§ **Problem description**: Return the full material exactly.

§ **Information shown**:
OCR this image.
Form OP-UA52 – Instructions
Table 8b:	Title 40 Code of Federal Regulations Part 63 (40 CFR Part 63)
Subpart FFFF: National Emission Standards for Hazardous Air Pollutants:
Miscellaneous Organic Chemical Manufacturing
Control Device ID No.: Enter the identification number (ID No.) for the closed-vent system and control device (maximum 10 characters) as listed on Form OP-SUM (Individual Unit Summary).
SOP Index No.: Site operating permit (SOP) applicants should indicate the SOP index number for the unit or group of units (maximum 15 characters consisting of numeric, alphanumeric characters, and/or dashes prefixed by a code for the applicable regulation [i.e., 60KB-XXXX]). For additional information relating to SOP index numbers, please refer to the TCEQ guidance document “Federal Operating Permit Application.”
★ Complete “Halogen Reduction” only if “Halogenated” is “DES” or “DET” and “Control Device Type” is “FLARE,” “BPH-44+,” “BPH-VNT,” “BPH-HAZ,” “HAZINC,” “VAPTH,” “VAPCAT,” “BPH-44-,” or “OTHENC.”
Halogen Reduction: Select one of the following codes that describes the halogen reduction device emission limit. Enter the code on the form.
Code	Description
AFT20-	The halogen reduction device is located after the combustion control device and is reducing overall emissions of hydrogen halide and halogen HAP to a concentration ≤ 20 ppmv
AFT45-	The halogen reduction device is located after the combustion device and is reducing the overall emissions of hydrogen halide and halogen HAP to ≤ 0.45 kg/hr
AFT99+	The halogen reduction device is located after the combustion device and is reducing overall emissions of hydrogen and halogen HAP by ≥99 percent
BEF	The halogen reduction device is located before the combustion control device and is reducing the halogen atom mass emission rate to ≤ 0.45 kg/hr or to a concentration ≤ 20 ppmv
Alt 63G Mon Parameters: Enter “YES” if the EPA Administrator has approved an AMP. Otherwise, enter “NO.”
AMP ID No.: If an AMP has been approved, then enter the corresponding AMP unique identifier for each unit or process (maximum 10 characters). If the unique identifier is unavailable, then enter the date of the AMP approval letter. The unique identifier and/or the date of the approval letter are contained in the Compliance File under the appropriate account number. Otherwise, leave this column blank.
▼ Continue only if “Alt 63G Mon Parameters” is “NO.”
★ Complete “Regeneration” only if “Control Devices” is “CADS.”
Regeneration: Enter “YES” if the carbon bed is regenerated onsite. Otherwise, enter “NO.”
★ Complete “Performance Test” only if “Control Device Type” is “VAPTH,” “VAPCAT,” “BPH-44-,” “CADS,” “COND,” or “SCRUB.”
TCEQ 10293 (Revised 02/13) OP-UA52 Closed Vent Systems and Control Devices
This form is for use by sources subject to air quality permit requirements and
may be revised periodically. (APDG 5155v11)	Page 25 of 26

§ **Task output**:
OCR this image.
Form OP-UA52 – Instructions
Table 8b:	Title 40 Code of Federal Regulations Part 63 (40 CFR Part 63)
Subpart FFFF: National Emission Standards for Hazardous Air Pollutants:
Miscellaneous Organic Chemical Manufacturing
Control Device ID No.: Enter the identification number (ID No.) for the closed-vent system and control device (maximum 10 characters) as listed on Form OP-SUM (Individual Unit Summary).
SOP Index No.: Site operating permit (SOP) applicants should indicate the SOP index number for the unit or group of units (maximum 15 characters consisting of numeric, alphanumeric characters, and/or dashes prefixed by a code for the applicable regulation [i.e., 60KB-XXXX]). For additional information relating to SOP index numbers, please refer to the TCEQ guidance document “Federal Operating Permit Application.”
★ Complete “Halogen Reduction” only if “Halogenated” is “DES” or “DET” and “Control Device Type” is “FLARE,” “BPH-44+,” “BPH-VNT,” “BPH-HAZ,” “HAZINC,” “VAPTH,” “VAPCAT,” “BPH-44-,” or “OTHENC.”
Halogen Reduction: Select one of the following codes that describes the halogen reduction device emission limit. Enter the code on the form.
Code	Description
AFT20-	The halogen reduction device is located after the combustion control device and is reducing overall emissions of hydrogen halide and halogen HAP to a concentration ≤ 20 ppmv
AFT45-	The halogen reduction device is located after the combustion device and is reducing the overall emissions of hydrogen halide and halogen HAP to ≤ 0.45 kg/hr
AFT99+	The halogen reduction device is located after the combustion device and is reducing overall emissions of hydrogen and halogen HAP by ≥99 percent
BEF	The halogen reduction device is located before the combustion control device and is reducing the halogen atom mass emission rate to ≤ 0.45 kg/hr or to a concentration ≤ 20 ppmv
Alt 63G Mon Parameters: Enter “YES” if the EPA Administrator has approved an AMP. Otherwise, enter “NO.”
AMP ID No.: If an AMP has been approved, then enter the corresponding AMP unique identifier for each unit or process (maximum 10 characters). If the unique identifier is unavailable, then enter the date of the AMP approval letter. The unique identifier and/or the date of the approval letter are contained in the Compliance File under the appropriate account number. Otherwise, leave this column blank.
▼ Continue only if “Alt 63G Mon Parameters” is “NO.”
★ Complete “Regeneration” only if “Control Devices” is “CADS.”
Regeneration: Enter “YES” if the carbon bed is regenerated onsite. Otherwise, enter “NO.”
★ Complete “Performance Test” only if “Control Device Type” is “VAPTH,” “VAPCAT,” “BPH-44-,” “CADS,” “COND,” or “SCRUB.”
TCEQ 10293 (Revised 02/13) OP-UA52 Closed Vent Systems and Control Devices
This form is for use by sources subject to air quality permit requirements and
may be revised periodically. (APDG 5155v11)	Page 25 of 26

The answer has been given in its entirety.